> [Problem requirements]
Repeat the listing that follows, character for character, minus the pictures.

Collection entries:

********

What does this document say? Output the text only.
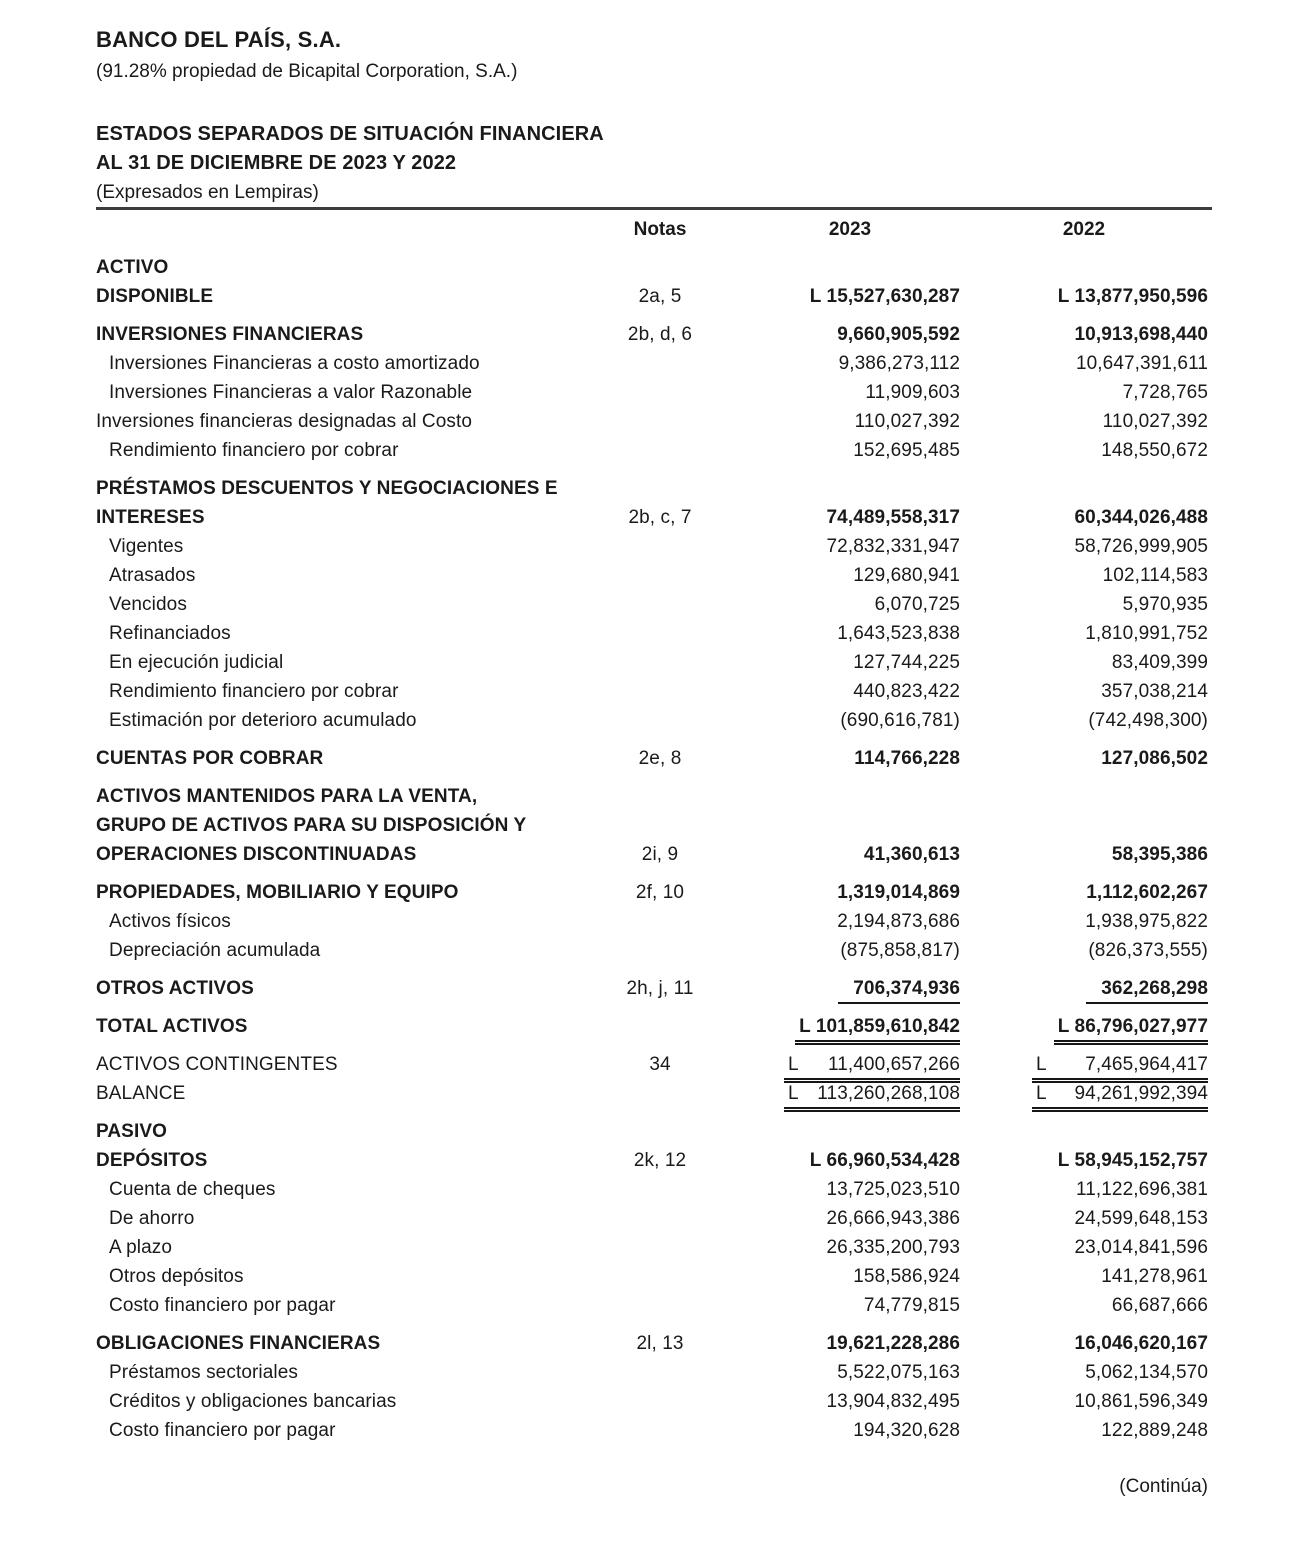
BANCO DEL PAÍS, S.A.
(91.28% propiedad de Bicapital Corporation, S.A.)
ESTADOS SEPARADOS DE SITUACIÓN FINANCIERA
AL 31 DE DICIEMBRE DE 2023 Y 2022
(Expresados en Lempiras)
Notas	2023	2022
ACTIVO
DISPONIBLE	2a, 5	L 15,527,630,287	L 13,877,950,596
INVERSIONES FINANCIERAS	2b, d, 6	9,660,905,592	10,913,698,440
Inversiones Financieras a costo amortizado	9,386,273,112	10,647,391,611
Inversiones Financieras a valor Razonable	11,909,603	7,728,765
Inversiones financieras designadas al Costo	110,027,392	110,027,392
Rendimiento financiero por cobrar	152,695,485	148,550,672
PRÉSTAMOS DESCUENTOS Y NEGOCIACIONES E
INTERESES	2b, c, 7	74,489,558,317	60,344,026,488
Vigentes	72,832,331,947	58,726,999,905
Atrasados	129,680,941	102,114,583
Vencidos	6,070,725	5,970,935
Refinanciados	1,643,523,838	1,810,991,752
En ejecución judicial	127,744,225	83,409,399
Rendimiento financiero por cobrar	440,823,422	357,038,214
Estimación por deterioro acumulado	(690,616,781)	(742,498,300)
CUENTAS POR COBRAR	2e, 8	114,766,228	127,086,502
ACTIVOS MANTENIDOS PARA LA VENTA,
GRUPO DE ACTIVOS PARA SU DISPOSICIÓN Y
OPERACIONES DISCONTINUADAS	2i, 9	41,360,613	58,395,386
PROPIEDADES, MOBILIARIO Y EQUIPO	2f, 10	1,319,014,869	1,112,602,267
Activos físicos	2,194,873,686	1,938,975,822
Depreciación acumulada	(875,858,817)	(826,373,555)
OTROS ACTIVOS	2h, j, 11	706,374,936	362,268,298
TOTAL ACTIVOS	L 101,859,610,842	L 86,796,027,977
ACTIVOS CONTINGENTES	34	L 11,400,657,266	L 7,465,964,417
BALANCE	L 113,260,268,108	L 94,261,992,394
PASIVO
DEPÓSITOS	2k, 12	L 66,960,534,428	L 58,945,152,757
Cuenta de cheques	13,725,023,510	11,122,696,381
De ahorro	26,666,943,386	24,599,648,153
A plazo	26,335,200,793	23,014,841,596
Otros depósitos	158,586,924	141,278,961
Costo financiero por pagar	74,779,815	66,687,666
OBLIGACIONES FINANCIERAS	2l, 13	19,621,228,286	16,046,620,167
Préstamos sectoriales	5,522,075,163	5,062,134,570
Créditos y obligaciones bancarias	13,904,832,495	10,861,596,349
Costo financiero por pagar	194,320,628	122,889,248
(Continúa)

********

> [Response to the task]
What does this document say? Output the text only.
BANCO DEL PAÍS, S.A.
(91.28% propiedad de Bicapital Corporation, S.A.)
ESTADOS SEPARADOS DE SITUACIÓN FINANCIERA
AL 31 DE DICIEMBRE DE 2023 Y 2022
(Expresados en Lempiras)
Notas	2023	2022
ACTIVO
DISPONIBLE	2a, 5	L 15,527,630,287	L 13,877,950,596
INVERSIONES FINANCIERAS	2b, d, 6	9,660,905,592	10,913,698,440
Inversiones Financieras a costo amortizado	9,386,273,112	10,647,391,611
Inversiones Financieras a valor Razonable	11,909,603	7,728,765
Inversiones financieras designadas al Costo	110,027,392	110,027,392
Rendimiento financiero por cobrar	152,695,485	148,550,672
PRÉSTAMOS DESCUENTOS Y NEGOCIACIONES E
INTERESES	2b, c, 7	74,489,558,317	60,344,026,488
Vigentes	72,832,331,947	58,726,999,905
Atrasados	129,680,941	102,114,583
Vencidos	6,070,725	5,970,935
Refinanciados	1,643,523,838	1,810,991,752
En ejecución judicial	127,744,225	83,409,399
Rendimiento financiero por cobrar	440,823,422	357,038,214
Estimación por deterioro acumulado	(690,616,781)	(742,498,300)
CUENTAS POR COBRAR	2e, 8	114,766,228	127,086,502
ACTIVOS MANTENIDOS PARA LA VENTA,
GRUPO DE ACTIVOS PARA SU DISPOSICIÓN Y
OPERACIONES DISCONTINUADAS	2i, 9	41,360,613	58,395,386
PROPIEDADES, MOBILIARIO Y EQUIPO	2f, 10	1,319,014,869	1,112,602,267
Activos físicos	2,194,873,686	1,938,975,822
Depreciación acumulada	(875,858,817)	(826,373,555)
OTROS ACTIVOS	2h, j, 11	706,374,936	362,268,298
TOTAL ACTIVOS	L 101,859,610,842	L 86,796,027,977
ACTIVOS CONTINGENTES	34	L 11,400,657,266	L 7,465,964,417
BALANCE	L 113,260,268,108	L 94,261,992,394
PASIVO
DEPÓSITOS	2k, 12	L 66,960,534,428	L 58,945,152,757
Cuenta de cheques	13,725,023,510	11,122,696,381
De ahorro	26,666,943,386	24,599,648,153
A plazo	26,335,200,793	23,014,841,596
Otros depósitos	158,586,924	141,278,961
Costo financiero por pagar	74,779,815	66,687,666
OBLIGACIONES FINANCIERAS	2l, 13	19,621,228,286	16,046,620,167
Préstamos sectoriales	5,522,075,163	5,062,134,570
Créditos y obligaciones bancarias	13,904,832,495	10,861,596,349
Costo financiero por pagar	194,320,628	122,889,248
(Continúa)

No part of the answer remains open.